- **DATA SUPPLIED**:

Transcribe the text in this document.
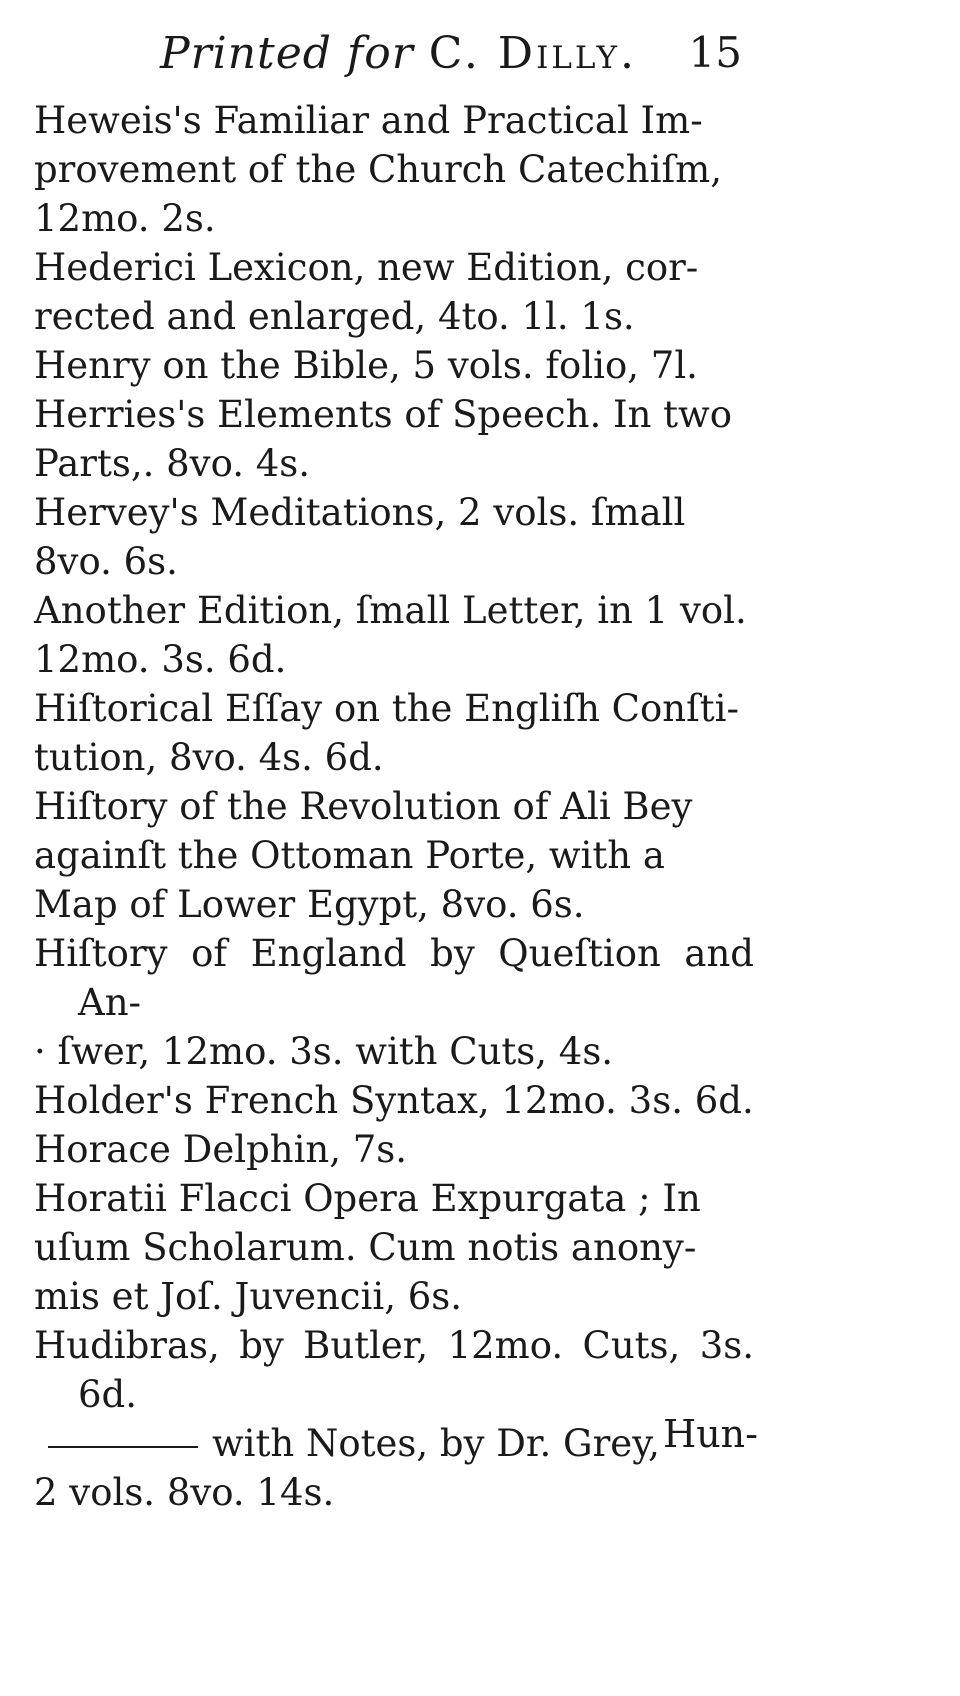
Printed for C. Dilly. 15

Heweis's Familiar and Practical Im-
provement of the Church Catechiſm,
12mo. 2s.

Hederici Lexicon, new Edition, cor-
rected and enlarged, 4to. 1l. 1s.

Henry on the Bible, 5 vols. folio, 7l.

Herries's Elements of Speech. In two
Parts,. 8vo. 4s.

Hervey's Meditations, 2 vols. ſmall
8vo. 6s.

Another Edition, ſmall Letter, in 1 vol.
12mo. 3s. 6d.

Hiſtorical Eſſay on the Engliſh Conſti-
tution, 8vo. 4s. 6d.

Hiſtory of the Revolution of Ali Bey
againſt the Ottoman Porte, with a
Map of Lower Egypt, 8vo. 6s.

Hiſtory of England by Queſtion and An-
· ſwer, 12mo. 3s. with Cuts, 4s.

Holder's French Syntax, 12mo. 3s. 6d.

Horace Delphin, 7s.

Horatii Flacci Opera Expurgata ; In
uſum Scholarum. Cum notis anony-
mis et Joſ. Juvencii, 6s.

Hudibras, by Butler, 12mo. Cuts, 3s. 6d.

with Notes, by Dr. Grey,
2 vols. 8vo. 14s.

Hun-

- **TASK DETAILS**: Find each line that has the word "with", then copy it out.

- **CORRECT RESULT**:
againſt the Ottoman Porte, with a
· ſwer, 12mo. 3s. with Cuts, 4s.
with Notes, by Dr. Grey,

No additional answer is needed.